» **OBJECTIVE**
Check each line for the string "date" and give only the count of lines that have it.
======== AVAILABLE DATA
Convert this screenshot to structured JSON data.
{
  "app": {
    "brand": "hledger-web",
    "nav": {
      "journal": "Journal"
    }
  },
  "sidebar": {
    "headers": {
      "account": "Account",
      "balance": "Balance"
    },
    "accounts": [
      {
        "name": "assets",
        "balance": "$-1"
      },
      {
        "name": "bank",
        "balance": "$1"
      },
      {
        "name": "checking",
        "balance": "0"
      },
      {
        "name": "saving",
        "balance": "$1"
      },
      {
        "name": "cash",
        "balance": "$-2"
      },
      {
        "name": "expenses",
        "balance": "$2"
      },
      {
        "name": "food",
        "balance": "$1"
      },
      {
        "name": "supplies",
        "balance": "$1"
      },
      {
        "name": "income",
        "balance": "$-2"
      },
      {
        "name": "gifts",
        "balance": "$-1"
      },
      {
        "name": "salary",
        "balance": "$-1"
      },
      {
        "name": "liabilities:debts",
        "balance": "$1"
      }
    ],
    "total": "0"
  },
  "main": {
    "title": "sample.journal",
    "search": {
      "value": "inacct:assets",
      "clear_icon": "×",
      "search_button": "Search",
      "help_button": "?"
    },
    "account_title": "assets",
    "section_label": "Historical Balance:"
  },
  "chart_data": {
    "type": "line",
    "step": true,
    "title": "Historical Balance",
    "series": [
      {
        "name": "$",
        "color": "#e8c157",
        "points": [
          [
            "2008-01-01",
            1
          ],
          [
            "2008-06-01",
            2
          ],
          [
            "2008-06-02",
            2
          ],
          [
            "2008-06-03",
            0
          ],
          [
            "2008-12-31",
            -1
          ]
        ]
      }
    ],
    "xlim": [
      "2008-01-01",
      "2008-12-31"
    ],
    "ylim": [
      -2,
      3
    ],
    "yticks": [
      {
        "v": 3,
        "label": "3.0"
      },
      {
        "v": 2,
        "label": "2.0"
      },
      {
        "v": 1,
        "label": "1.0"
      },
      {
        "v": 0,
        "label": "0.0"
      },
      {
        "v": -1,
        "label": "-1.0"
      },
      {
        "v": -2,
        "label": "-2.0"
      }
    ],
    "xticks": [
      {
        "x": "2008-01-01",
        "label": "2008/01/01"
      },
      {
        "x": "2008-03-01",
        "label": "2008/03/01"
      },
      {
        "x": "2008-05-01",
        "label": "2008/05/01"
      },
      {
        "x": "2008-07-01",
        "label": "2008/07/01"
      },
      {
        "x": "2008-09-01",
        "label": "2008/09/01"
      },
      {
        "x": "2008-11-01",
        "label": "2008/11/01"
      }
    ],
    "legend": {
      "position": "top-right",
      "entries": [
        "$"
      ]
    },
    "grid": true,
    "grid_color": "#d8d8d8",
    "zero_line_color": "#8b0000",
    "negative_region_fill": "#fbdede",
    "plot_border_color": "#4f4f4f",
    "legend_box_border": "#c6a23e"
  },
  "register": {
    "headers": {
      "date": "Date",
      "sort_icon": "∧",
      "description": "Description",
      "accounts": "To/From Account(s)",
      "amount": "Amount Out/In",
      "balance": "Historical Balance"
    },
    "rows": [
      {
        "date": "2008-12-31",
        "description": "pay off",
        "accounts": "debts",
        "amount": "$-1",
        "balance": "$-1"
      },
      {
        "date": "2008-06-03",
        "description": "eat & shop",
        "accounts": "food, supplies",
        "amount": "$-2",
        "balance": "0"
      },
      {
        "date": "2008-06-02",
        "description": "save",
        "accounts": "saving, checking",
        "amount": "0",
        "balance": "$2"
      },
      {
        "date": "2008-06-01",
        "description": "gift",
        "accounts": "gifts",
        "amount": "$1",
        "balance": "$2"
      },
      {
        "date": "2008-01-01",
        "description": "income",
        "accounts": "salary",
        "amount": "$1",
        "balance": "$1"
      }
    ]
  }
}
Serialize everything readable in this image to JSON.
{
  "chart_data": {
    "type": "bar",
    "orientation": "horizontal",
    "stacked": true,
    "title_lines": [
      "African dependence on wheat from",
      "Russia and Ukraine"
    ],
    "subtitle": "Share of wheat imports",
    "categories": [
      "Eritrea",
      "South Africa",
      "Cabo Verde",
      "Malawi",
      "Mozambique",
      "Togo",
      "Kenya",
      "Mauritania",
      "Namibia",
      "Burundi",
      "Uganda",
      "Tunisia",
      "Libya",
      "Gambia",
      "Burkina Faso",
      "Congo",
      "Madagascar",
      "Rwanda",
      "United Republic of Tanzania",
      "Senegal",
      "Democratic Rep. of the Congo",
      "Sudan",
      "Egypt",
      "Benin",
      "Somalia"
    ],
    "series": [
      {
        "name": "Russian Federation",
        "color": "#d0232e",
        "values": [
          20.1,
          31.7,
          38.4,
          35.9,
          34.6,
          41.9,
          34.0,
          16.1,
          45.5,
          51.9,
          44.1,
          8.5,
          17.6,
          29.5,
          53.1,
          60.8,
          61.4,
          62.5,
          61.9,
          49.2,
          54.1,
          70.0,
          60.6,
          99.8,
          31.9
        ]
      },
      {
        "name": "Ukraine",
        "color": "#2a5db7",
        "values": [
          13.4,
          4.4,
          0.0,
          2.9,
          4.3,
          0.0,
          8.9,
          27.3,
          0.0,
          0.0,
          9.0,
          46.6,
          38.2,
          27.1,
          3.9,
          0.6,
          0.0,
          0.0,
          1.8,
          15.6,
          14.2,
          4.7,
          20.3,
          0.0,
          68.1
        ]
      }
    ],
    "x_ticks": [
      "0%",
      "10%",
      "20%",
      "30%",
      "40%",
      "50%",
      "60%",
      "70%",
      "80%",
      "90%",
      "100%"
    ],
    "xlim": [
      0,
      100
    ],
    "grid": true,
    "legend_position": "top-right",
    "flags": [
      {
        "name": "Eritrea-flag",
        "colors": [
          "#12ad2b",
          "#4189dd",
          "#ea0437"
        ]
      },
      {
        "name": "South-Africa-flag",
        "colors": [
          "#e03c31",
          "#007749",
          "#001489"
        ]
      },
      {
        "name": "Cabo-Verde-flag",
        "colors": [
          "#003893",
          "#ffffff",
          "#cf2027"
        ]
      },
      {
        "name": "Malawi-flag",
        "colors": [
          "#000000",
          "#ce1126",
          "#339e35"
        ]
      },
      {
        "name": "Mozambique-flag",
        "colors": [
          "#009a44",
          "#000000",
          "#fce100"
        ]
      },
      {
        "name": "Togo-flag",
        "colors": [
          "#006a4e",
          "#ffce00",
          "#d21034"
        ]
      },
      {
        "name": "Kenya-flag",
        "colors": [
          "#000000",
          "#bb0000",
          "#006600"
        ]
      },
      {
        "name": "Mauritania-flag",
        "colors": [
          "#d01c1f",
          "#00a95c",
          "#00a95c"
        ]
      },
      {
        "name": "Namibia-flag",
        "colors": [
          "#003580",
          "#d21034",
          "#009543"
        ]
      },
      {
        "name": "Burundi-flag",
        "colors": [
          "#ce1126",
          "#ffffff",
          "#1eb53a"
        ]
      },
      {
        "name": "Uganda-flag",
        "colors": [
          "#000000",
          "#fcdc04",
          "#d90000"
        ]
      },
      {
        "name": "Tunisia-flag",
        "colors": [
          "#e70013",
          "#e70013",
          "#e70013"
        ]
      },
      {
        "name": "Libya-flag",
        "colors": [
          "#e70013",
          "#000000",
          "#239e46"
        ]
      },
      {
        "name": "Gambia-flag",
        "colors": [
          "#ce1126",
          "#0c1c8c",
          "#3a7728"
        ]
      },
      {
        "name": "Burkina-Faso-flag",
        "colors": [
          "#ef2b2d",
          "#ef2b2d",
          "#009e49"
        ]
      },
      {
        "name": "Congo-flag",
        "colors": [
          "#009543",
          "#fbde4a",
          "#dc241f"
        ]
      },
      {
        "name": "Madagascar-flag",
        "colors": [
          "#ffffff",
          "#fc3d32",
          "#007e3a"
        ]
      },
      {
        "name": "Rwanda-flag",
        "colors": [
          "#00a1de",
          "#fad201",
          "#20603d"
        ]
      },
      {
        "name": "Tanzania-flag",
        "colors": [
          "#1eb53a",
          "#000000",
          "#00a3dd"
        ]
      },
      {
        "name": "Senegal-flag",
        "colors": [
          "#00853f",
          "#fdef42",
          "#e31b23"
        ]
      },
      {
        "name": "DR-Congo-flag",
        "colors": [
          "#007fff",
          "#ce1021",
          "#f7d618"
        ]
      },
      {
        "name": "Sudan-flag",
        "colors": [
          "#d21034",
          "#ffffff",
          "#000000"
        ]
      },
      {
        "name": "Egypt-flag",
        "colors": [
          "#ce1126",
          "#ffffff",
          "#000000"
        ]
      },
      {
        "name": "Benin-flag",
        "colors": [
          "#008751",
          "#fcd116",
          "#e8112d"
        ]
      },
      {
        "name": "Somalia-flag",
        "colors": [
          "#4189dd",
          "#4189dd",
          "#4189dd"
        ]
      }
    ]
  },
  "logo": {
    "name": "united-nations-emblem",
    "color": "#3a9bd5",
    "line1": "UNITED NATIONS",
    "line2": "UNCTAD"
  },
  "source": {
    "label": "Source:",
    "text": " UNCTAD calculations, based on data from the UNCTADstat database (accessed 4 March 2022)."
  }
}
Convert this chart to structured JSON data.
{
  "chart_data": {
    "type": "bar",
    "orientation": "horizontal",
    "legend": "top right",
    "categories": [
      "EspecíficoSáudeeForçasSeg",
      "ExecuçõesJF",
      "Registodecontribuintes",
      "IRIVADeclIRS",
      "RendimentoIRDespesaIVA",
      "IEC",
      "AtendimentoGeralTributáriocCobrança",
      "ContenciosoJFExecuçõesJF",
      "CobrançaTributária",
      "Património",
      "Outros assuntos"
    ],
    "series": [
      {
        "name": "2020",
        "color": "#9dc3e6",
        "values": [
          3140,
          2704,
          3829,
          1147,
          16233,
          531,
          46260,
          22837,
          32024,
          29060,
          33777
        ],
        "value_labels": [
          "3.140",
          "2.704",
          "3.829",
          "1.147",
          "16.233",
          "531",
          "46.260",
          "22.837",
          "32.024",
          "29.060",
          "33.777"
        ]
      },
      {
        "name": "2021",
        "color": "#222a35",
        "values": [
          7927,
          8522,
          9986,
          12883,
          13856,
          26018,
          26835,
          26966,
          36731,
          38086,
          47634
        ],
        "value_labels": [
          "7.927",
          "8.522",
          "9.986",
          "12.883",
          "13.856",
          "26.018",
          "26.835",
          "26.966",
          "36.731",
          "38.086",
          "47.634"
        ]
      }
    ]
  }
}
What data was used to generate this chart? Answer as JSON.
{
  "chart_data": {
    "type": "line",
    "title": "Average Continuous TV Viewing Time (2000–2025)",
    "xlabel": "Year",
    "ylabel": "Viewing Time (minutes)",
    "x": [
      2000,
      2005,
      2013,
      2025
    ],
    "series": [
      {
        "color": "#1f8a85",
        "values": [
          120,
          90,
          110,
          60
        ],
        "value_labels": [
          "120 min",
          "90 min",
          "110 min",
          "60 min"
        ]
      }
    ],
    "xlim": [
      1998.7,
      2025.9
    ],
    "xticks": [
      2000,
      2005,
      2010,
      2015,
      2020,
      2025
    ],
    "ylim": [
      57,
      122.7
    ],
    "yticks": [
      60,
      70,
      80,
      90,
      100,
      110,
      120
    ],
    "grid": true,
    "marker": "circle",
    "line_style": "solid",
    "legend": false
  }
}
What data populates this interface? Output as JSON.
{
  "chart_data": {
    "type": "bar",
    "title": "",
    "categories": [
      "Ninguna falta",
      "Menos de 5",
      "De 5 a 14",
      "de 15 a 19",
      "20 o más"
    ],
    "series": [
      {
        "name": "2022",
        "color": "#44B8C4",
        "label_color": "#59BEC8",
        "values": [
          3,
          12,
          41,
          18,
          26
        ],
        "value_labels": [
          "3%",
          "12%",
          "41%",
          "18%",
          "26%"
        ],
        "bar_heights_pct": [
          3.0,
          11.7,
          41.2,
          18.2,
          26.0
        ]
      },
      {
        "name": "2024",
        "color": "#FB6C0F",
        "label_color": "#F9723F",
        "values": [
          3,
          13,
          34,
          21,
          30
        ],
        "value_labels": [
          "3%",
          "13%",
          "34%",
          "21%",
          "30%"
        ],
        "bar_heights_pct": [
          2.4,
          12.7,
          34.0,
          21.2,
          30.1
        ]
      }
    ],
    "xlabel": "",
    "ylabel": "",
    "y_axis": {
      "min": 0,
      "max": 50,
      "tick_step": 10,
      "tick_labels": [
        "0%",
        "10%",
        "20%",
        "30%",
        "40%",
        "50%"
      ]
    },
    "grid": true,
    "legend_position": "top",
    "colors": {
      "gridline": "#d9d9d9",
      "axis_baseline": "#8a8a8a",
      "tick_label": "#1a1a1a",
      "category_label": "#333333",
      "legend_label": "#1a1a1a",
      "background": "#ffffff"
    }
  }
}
================
» **ANSWER TO THE TASK**
6